- _TEXT BLOCK_:

*-*-*

AI is A-OK at discovering patterns in data

Jan. 17, 2023 - Susan T. Burtch

Paul Brooks is the School of Business Information Systems department chair. He is also a two-time presenter and finalist in the Data Mining Society Best Paper Award competition at the INFORMS (Institute for Operations Research and Management Science) annual conference on business analytics and operations research. But most importantly, Brooks is an innovator.

Brooks and his collaborators at VCU and Ghent University developed a new method of conjecturing to help people understand why artificial intelligence (AI) systems make the recommendations they do. “It fills an important gap in data analysis methods,” says Brooks. “It recovers patterns others do not see. It’s the first method we know of to apply conjecturing to learning from data.”

Brooks was inspired in part by a classroom experience where he conducted a predictive analytics competition for his students using real estate data.  The students were able to apply sophisticated machine learning and AI methods to obtain accurate predictions but were unable to recover a simple rule that existed in the data.

*-*-*

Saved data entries
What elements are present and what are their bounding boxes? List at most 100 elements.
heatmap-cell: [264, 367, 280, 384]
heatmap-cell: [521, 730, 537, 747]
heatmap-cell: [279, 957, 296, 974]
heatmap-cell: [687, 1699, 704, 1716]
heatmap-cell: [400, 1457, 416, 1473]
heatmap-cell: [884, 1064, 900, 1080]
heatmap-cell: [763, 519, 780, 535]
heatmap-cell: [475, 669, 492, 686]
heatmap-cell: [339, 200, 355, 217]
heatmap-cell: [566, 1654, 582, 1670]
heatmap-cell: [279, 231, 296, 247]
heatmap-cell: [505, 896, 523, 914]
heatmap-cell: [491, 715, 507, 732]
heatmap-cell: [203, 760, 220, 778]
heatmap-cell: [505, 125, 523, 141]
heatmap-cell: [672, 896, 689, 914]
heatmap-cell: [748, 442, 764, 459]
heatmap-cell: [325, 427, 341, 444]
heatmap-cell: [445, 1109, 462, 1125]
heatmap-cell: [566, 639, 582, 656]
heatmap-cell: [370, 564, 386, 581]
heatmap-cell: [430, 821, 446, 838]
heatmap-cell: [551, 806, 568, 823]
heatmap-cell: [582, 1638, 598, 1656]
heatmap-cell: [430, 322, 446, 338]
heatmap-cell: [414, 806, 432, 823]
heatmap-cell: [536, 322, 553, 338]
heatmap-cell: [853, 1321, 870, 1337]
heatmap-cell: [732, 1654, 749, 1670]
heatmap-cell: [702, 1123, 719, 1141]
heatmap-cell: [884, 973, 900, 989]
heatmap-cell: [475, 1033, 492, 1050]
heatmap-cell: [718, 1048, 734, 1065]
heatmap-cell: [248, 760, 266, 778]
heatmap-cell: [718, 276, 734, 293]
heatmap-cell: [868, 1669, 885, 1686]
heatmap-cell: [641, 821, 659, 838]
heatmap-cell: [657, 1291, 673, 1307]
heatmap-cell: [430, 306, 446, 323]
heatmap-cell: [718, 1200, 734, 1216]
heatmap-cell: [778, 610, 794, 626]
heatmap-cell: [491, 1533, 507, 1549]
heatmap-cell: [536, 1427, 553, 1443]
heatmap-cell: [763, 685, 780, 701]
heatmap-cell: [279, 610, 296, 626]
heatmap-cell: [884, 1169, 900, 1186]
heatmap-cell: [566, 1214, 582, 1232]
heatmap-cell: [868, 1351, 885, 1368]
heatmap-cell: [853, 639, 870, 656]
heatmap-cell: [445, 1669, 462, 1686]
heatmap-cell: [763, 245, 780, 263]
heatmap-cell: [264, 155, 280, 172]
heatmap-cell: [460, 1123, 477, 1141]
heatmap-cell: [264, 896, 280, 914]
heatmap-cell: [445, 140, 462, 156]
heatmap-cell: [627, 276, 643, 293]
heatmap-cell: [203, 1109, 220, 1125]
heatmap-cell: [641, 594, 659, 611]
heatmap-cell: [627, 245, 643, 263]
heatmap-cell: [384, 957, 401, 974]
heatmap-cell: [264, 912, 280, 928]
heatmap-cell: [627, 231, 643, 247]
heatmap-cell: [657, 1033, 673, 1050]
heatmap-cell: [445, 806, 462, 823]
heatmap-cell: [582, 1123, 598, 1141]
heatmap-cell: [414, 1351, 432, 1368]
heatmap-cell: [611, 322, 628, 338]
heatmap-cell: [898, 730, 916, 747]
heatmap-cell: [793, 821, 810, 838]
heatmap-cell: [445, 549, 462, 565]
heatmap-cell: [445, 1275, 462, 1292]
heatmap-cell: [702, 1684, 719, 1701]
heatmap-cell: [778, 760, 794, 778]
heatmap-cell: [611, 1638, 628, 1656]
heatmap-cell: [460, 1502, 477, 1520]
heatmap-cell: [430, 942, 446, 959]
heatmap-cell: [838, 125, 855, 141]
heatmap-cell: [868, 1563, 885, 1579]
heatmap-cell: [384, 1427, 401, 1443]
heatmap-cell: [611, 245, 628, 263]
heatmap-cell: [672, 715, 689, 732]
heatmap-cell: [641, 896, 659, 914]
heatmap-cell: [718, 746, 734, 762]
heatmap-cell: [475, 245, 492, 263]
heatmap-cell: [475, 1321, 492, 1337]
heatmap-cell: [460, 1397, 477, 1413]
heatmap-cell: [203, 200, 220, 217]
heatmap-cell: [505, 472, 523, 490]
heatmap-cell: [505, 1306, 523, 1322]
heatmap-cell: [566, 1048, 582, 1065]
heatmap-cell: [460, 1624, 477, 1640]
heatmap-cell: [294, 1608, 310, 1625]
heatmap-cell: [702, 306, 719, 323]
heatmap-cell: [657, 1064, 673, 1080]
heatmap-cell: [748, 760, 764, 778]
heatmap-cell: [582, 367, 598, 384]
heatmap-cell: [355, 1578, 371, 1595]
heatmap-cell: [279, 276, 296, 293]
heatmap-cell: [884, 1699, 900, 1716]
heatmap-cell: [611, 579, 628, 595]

*-*-*

- _TASK 1_: In the article on AI and pattern discovery, where were Brooks's collaborators on the new conjecturing method based?
- _TASK 2_: Carry on the article on AI and pattern discovery from its final sentence.

- _TASK ANSWER 1_: At VCU and Ghent University.

- _TASK ANSWER 2_:
“Our method is designed to discover exactly these kinds of rules,” says Brooks. “First, it finds bounds of variables in terms of other variables, and then it finds sufficient conditions for a logical target. Our method applied to this real estate data produces the successful rule.”

Meanwhile, Brooks – along with his co-authors David Edwards (Statistical Sciences and Operations Research, VCU), Craig Larson (Mathematics and Applied Mathematics, VCU) and Nico Van Cleemput (Applied Mathematics, Computer Science and Statistics, Ghent) -- are working to apply the conjecturing method in other scientific domains and commercial applications. For instance, they are using it to discover risk factors for poor COVID outcomes and predict injuries in military basic training programs. Yet Brooks is especially focused on alerting his fellow academicians to the possibility of “using our method for generating data-mined-yet-interpretable features with new methods of automatically specifying instrumental variables for establishing causal relationships.”